__Material__.
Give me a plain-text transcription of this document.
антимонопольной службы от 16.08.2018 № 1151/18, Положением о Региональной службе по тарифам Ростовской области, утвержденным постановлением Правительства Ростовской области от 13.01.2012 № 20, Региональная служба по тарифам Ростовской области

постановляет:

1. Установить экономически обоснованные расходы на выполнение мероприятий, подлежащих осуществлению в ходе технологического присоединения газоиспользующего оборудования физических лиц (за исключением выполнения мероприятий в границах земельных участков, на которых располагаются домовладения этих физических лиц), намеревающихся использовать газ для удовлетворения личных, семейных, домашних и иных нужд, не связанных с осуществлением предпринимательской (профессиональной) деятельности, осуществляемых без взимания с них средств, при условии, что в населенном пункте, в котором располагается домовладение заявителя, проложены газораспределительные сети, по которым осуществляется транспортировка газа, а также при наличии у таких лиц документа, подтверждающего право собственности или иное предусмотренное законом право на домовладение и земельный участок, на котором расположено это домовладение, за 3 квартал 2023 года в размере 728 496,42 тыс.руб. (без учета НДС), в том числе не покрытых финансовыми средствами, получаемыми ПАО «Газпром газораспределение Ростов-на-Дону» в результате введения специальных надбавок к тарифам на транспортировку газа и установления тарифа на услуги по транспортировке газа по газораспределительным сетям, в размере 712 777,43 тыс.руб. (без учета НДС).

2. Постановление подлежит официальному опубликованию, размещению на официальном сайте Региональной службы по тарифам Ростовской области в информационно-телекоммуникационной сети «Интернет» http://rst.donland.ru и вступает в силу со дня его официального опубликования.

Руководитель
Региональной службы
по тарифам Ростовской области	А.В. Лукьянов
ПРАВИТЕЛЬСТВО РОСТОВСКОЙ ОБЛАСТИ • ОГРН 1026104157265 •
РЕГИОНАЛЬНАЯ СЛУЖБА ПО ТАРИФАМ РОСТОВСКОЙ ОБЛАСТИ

__Directions for this task__. Read the entries and pick out all lines that include the word "сети".

__Result__.
1. Установить экономически обоснованные расходы на выполнение мероприятий, подлежащих осуществлению в ходе технологического присоединения газоиспользующего оборудования физических лиц (за исключением выполнения мероприятий в границах земельных участков, на которых располагаются домовладения этих физических лиц), намеревающихся использовать газ для удовлетворения личных, семейных, домашних и иных нужд, не связанных с осуществлением предпринимательской (профессиональной) деятельности, осуществляемых без взимания с них средств, при условии, что в населенном пункте, в котором располагается домовладение заявителя, проложены газораспределительные сети, по которым осуществляется транспортировка газа, а также при наличии у таких лиц документа, подтверждающего право собственности или иное предусмотренное законом право на домовладение и земельный участок, на котором расположено это домовладение, за 3 квартал 2023 года в размере 728 496,42 тыс.руб. (без учета НДС), в том числе не покрытых финансовыми средствами, получаемыми ПАО «Газпром газораспределение Ростов-на-Дону» в результате введения специальных надбавок к тарифам на транспортировку газа и установления тарифа на услуги по транспортировке газа по газораспределительным сетям, в размере 712 777,43 тыс.руб. (без учета НДС).
2. Постановление подлежит официальному опубликованию, размещению на официальном сайте Региональной службы по тарифам Ростовской области в информационно-телекоммуникационной сети «Интернет» http://rst.donland.ru и вступает в силу со дня его официального опубликования.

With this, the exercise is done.